▶ **Entries provided**
----------
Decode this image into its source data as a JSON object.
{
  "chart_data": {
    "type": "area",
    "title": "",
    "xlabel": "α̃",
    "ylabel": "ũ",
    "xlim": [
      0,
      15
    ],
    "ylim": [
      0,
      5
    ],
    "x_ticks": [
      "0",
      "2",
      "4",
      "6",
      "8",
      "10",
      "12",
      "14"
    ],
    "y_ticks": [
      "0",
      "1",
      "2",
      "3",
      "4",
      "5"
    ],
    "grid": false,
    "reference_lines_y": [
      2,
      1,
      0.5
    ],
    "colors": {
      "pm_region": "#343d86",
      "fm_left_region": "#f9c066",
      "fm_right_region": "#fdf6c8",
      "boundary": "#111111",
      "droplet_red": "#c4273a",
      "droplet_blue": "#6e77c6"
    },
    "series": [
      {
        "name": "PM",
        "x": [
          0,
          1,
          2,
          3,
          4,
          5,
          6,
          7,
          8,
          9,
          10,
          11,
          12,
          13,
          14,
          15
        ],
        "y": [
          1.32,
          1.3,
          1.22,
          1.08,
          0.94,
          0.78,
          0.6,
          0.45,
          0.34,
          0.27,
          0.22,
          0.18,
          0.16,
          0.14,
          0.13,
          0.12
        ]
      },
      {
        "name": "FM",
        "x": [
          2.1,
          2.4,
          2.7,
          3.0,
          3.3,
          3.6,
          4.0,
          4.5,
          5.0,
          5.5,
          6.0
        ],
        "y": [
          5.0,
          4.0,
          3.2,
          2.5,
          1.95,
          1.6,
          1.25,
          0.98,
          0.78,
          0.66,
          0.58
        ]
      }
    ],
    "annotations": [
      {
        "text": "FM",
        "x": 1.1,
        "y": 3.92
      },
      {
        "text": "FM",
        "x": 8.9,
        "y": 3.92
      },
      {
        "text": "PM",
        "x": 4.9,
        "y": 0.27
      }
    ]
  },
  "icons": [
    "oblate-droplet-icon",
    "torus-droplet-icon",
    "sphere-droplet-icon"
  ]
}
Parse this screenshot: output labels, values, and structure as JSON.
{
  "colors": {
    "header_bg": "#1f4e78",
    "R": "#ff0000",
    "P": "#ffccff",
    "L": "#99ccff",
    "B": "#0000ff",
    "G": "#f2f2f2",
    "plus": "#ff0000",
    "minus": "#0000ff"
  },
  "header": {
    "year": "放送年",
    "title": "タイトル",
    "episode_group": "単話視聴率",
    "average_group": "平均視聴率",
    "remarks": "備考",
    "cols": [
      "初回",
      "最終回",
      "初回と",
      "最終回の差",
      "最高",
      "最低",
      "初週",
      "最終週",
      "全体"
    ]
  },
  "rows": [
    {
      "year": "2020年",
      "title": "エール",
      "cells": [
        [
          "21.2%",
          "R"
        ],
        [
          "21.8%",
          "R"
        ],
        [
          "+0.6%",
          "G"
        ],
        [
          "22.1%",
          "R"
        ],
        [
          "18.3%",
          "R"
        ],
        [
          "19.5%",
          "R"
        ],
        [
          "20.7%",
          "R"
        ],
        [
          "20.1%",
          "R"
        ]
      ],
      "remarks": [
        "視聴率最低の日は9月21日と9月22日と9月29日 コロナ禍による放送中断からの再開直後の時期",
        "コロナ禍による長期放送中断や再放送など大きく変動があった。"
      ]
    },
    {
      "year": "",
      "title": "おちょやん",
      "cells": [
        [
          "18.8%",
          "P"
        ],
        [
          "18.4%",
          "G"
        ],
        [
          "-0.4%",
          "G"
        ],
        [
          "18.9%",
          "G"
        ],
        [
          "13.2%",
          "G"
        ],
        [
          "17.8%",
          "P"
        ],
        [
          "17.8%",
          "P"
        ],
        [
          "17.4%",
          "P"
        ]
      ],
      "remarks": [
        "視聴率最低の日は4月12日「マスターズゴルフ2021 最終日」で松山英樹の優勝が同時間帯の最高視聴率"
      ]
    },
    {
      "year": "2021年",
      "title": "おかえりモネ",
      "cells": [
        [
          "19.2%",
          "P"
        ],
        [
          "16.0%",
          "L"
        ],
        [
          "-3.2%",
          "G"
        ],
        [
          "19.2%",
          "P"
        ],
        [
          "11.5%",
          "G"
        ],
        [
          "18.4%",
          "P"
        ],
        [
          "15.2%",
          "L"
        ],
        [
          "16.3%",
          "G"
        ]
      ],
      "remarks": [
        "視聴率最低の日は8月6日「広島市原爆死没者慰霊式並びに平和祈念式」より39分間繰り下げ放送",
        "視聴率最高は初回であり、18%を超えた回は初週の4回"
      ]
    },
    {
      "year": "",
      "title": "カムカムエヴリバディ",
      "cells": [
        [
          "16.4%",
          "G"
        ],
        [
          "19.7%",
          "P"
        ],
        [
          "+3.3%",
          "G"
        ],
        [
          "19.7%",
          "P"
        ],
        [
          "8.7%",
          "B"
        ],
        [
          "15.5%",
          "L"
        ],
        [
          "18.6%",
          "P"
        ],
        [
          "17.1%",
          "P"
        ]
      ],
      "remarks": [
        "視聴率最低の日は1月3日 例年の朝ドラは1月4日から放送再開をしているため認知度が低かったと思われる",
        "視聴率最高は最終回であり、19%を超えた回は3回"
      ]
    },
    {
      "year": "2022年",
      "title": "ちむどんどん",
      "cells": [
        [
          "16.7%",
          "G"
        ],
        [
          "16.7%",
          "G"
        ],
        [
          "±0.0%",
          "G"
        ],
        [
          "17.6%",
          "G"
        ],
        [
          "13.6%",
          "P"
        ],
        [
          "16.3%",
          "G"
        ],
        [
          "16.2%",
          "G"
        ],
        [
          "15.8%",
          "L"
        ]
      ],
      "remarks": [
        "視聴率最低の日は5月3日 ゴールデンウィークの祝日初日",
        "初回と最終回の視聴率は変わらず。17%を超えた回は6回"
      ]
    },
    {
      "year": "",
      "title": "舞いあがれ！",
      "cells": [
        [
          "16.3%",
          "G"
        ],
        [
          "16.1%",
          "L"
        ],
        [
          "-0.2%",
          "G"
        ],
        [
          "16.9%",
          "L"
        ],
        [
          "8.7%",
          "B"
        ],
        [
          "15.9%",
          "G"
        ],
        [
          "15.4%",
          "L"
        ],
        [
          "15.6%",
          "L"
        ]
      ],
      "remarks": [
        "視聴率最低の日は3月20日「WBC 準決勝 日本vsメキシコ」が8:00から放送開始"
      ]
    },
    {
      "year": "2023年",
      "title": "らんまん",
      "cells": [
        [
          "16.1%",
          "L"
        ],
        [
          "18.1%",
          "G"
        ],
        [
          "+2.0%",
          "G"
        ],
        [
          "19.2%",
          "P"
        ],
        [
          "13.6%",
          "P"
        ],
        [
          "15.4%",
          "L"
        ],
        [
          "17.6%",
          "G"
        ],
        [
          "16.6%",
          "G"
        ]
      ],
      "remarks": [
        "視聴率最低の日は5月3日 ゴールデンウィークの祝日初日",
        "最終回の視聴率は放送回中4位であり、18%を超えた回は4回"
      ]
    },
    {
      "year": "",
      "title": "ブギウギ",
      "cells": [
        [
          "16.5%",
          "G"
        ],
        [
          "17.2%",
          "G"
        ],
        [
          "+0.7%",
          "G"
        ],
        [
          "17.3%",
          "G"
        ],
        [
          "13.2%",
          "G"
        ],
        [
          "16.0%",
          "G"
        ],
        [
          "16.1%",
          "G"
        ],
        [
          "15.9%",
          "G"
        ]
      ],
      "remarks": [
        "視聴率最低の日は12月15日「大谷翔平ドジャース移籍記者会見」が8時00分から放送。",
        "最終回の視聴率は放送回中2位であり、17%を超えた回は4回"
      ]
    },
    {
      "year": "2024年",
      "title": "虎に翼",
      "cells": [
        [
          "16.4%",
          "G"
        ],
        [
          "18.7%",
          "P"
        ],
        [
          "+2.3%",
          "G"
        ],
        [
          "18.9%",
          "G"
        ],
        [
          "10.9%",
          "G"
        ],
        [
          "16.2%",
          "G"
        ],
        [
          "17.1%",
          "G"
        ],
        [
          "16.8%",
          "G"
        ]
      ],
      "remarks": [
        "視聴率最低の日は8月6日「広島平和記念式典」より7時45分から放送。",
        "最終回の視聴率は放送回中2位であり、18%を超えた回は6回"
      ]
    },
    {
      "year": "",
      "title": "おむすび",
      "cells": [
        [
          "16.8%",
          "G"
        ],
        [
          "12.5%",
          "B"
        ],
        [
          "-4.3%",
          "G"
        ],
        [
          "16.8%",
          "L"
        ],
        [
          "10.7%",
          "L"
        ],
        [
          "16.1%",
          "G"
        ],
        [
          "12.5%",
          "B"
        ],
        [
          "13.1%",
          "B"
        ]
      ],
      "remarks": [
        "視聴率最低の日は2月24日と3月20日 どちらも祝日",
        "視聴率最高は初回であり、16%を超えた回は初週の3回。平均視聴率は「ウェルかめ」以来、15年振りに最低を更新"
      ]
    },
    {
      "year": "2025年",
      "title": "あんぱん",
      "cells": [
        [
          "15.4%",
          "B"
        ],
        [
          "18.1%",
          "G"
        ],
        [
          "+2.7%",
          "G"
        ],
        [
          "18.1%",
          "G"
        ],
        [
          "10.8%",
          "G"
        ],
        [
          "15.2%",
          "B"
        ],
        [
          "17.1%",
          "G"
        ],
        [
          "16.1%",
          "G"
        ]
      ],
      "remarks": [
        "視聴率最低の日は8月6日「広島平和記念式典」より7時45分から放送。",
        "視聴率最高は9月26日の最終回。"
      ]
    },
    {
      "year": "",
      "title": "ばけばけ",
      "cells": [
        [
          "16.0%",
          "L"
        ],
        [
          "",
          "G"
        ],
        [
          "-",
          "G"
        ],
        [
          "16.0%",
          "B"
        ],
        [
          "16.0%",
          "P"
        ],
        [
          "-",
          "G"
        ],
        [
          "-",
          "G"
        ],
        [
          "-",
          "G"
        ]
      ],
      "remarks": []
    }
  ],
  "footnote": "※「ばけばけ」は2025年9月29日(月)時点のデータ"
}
----------
▶ **What to do**
Of the lines in this material, state how many hold the string "ばけばけ". Write no other words.

▶ **Output**
2